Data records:
++++++

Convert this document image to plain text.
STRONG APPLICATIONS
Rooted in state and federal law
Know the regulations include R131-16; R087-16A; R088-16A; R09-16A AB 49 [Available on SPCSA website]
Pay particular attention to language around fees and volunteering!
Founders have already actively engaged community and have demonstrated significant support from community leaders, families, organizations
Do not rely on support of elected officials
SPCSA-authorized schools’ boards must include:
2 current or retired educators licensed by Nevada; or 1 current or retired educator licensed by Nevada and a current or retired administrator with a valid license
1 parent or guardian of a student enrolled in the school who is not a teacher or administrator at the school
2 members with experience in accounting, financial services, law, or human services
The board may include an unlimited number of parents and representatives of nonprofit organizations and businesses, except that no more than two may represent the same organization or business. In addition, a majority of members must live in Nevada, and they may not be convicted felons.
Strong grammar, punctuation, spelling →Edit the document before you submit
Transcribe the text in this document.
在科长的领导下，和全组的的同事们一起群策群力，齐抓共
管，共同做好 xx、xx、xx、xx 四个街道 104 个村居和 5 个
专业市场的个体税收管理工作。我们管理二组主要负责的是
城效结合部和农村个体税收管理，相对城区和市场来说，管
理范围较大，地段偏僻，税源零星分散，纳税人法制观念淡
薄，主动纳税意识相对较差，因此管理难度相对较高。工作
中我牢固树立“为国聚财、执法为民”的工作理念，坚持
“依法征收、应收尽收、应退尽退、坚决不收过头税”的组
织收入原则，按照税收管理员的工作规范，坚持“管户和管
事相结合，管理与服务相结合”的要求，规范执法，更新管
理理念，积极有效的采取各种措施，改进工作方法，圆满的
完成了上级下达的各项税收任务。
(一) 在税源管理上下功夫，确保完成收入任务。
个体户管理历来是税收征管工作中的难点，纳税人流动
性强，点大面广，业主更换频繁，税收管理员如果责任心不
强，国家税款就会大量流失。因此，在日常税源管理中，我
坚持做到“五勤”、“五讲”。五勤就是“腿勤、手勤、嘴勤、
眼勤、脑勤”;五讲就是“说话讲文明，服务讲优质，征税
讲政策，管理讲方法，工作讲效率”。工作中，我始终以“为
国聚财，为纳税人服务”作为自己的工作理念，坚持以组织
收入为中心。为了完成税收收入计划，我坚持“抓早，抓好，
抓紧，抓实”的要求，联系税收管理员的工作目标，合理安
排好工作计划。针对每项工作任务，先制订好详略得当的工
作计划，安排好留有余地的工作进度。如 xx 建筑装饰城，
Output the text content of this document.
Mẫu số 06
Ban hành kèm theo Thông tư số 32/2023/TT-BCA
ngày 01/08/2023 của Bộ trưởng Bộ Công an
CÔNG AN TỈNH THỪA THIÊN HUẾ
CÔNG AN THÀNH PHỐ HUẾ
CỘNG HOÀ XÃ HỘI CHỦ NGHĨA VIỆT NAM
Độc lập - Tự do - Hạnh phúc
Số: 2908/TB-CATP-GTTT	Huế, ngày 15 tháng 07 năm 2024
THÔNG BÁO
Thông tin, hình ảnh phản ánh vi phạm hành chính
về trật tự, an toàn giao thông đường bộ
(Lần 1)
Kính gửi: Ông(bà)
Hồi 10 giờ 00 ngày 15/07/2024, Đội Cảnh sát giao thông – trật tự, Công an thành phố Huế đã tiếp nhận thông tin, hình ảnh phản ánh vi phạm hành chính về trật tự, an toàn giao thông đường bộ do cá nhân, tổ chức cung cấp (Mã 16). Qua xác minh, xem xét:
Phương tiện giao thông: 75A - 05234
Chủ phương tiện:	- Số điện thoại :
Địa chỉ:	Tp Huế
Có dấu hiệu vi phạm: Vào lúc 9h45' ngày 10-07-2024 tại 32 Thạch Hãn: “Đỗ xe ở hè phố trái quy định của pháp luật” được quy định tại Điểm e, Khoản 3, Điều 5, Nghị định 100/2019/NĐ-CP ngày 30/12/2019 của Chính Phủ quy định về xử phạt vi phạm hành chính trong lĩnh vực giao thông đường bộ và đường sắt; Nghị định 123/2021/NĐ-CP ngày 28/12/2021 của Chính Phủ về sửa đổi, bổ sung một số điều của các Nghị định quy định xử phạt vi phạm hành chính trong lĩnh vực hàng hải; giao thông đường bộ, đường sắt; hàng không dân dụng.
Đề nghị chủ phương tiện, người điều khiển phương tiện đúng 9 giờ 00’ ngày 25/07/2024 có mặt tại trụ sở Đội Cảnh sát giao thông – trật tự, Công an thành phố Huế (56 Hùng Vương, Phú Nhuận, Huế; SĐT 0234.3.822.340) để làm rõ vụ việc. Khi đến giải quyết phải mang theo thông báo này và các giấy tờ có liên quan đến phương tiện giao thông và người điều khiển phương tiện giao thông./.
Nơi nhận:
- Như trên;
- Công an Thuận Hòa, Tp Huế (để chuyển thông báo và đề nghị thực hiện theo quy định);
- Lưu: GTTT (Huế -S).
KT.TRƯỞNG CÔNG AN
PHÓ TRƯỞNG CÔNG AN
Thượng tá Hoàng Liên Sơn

++++++

Stated exercise – Above are the records. Copy every line in them holding "phạm".

Solution –
Thông tin, hình ảnh phản ánh vi phạm hành chính
Hồi 10 giờ 00 ngày 15/07/2024, Đội Cảnh sát giao thông – trật tự, Công an thành phố Huế đã tiếp nhận thông tin, hình ảnh phản ánh vi phạm hành chính về trật tự, an toàn giao thông đường bộ do cá nhân, tổ chức cung cấp (Mã 16). Qua xác minh, xem xét:
Có dấu hiệu vi phạm: Vào lúc 9h45' ngày 10-07-2024 tại 32 Thạch Hãn: “Đỗ xe ở hè phố trái quy định của pháp luật” được quy định tại Điểm e, Khoản 3, Điều 5, Nghị định 100/2019/NĐ-CP ngày 30/12/2019 của Chính Phủ quy định về xử phạt vi phạm hành chính trong lĩnh vực giao thông đường bộ và đường sắt; Nghị định 123/2021/NĐ-CP ngày 28/12/2021 của Chính Phủ về sửa đổi, bổ sung một số điều của các Nghị định quy định xử phạt vi phạm hành chính trong lĩnh vực hàng hải; giao thông đường bộ, đường sắt; hàng không dân dụng.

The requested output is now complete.